TASK DIRECTIONS
Search the data for the word "color". Reproduce every line where it is found.

GIVEN INFORMATION
BEGIN
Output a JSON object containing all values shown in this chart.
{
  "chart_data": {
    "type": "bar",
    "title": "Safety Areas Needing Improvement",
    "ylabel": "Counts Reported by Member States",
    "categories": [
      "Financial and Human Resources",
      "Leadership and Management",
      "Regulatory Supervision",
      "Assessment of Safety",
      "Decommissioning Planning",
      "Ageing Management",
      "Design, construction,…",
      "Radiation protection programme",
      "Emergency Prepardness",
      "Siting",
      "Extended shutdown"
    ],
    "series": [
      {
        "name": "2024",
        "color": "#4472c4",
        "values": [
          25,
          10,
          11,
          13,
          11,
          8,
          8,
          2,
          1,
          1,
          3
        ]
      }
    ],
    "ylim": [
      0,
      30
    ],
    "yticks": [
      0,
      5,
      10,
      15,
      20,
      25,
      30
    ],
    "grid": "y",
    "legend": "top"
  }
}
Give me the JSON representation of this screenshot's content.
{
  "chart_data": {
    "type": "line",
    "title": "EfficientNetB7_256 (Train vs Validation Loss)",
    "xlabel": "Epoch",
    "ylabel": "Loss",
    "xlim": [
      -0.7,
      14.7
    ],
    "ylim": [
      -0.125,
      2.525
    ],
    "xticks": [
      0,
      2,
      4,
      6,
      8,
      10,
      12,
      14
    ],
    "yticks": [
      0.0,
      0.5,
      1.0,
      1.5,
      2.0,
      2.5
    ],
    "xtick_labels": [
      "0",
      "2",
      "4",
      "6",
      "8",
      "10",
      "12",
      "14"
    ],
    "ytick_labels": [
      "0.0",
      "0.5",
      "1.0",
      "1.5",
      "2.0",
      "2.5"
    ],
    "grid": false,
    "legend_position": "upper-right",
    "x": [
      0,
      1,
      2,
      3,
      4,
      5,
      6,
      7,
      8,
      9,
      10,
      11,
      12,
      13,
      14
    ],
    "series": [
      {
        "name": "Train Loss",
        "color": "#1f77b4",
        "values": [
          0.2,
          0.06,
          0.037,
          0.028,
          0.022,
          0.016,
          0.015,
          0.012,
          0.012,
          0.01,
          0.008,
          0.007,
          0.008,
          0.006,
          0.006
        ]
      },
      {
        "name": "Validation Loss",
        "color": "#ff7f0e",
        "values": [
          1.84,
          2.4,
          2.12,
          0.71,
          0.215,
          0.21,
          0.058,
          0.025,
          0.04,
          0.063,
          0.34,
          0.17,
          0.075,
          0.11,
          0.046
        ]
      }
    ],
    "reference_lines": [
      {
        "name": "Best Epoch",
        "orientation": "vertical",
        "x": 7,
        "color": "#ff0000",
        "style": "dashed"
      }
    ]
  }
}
END
ANSWER
        "color": "#4472c4",
        "color": "#1f77b4",
        "color": "#ff7f0e",
        "color": "#ff0000",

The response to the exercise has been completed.